[Records]
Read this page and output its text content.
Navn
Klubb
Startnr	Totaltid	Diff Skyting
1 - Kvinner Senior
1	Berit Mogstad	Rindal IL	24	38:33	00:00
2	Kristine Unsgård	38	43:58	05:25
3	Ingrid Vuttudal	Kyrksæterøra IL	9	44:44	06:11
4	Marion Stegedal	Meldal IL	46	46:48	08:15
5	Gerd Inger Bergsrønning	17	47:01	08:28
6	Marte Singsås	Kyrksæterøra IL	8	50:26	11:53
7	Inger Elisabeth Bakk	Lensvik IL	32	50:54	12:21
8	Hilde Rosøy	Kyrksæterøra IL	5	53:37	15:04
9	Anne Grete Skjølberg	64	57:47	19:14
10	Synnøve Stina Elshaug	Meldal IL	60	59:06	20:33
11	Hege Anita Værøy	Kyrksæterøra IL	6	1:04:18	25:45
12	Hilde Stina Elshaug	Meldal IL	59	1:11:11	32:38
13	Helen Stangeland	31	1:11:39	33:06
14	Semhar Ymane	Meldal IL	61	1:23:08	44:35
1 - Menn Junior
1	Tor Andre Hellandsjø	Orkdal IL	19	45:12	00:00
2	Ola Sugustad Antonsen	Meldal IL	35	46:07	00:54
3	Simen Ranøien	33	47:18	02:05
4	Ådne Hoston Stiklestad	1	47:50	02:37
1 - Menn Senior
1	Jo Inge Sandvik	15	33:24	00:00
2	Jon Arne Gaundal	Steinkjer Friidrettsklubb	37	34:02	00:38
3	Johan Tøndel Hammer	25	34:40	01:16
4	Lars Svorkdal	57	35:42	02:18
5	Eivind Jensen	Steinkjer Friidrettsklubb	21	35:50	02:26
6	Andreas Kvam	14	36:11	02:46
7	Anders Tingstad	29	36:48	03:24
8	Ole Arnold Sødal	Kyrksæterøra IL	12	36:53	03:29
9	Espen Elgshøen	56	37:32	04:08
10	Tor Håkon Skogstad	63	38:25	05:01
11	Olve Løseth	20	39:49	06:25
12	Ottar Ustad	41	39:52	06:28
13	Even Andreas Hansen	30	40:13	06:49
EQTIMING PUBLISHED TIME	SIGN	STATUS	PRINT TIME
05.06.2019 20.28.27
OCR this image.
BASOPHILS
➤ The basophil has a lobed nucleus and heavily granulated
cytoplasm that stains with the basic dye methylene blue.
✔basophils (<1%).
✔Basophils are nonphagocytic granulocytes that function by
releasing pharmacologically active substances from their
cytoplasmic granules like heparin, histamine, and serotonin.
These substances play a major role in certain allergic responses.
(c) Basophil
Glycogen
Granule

• [EXERCISE GOAL]:
Repeat the whole listing exactly, keeping every line intact.

• [EXERCISE RESPONSE]:
Read this page and output its text content.
Navn
Klubb
Startnr	Totaltid	Diff Skyting
1 - Kvinner Senior
1	Berit Mogstad	Rindal IL	24	38:33	00:00
2	Kristine Unsgård	38	43:58	05:25
3	Ingrid Vuttudal	Kyrksæterøra IL	9	44:44	06:11
4	Marion Stegedal	Meldal IL	46	46:48	08:15
5	Gerd Inger Bergsrønning	17	47:01	08:28
6	Marte Singsås	Kyrksæterøra IL	8	50:26	11:53
7	Inger Elisabeth Bakk	Lensvik IL	32	50:54	12:21
8	Hilde Rosøy	Kyrksæterøra IL	5	53:37	15:04
9	Anne Grete Skjølberg	64	57:47	19:14
10	Synnøve Stina Elshaug	Meldal IL	60	59:06	20:33
11	Hege Anita Værøy	Kyrksæterøra IL	6	1:04:18	25:45
12	Hilde Stina Elshaug	Meldal IL	59	1:11:11	32:38
13	Helen Stangeland	31	1:11:39	33:06
14	Semhar Ymane	Meldal IL	61	1:23:08	44:35
1 - Menn Junior
1	Tor Andre Hellandsjø	Orkdal IL	19	45:12	00:00
2	Ola Sugustad Antonsen	Meldal IL	35	46:07	00:54
3	Simen Ranøien	33	47:18	02:05
4	Ådne Hoston Stiklestad	1	47:50	02:37
1 - Menn Senior
1	Jo Inge Sandvik	15	33:24	00:00
2	Jon Arne Gaundal	Steinkjer Friidrettsklubb	37	34:02	00:38
3	Johan Tøndel Hammer	25	34:40	01:16
4	Lars Svorkdal	57	35:42	02:18
5	Eivind Jensen	Steinkjer Friidrettsklubb	21	35:50	02:26
6	Andreas Kvam	14	36:11	02:46
7	Anders Tingstad	29	36:48	03:24
8	Ole Arnold Sødal	Kyrksæterøra IL	12	36:53	03:29
9	Espen Elgshøen	56	37:32	04:08
10	Tor Håkon Skogstad	63	38:25	05:01
11	Olve Løseth	20	39:49	06:25
12	Ottar Ustad	41	39:52	06:28
13	Even Andreas Hansen	30	40:13	06:49
EQTIMING PUBLISHED TIME	SIGN	STATUS	PRINT TIME
05.06.2019 20.28.27
OCR this image.
BASOPHILS
➤ The basophil has a lobed nucleus and heavily granulated
cytoplasm that stains with the basic dye methylene blue.
✔basophils (<1%).
✔Basophils are nonphagocytic granulocytes that function by
releasing pharmacologically active substances from their
cytoplasmic granules like heparin, histamine, and serotonin.
These substances play a major role in certain allergic responses.
(c) Basophil
Glycogen
Granule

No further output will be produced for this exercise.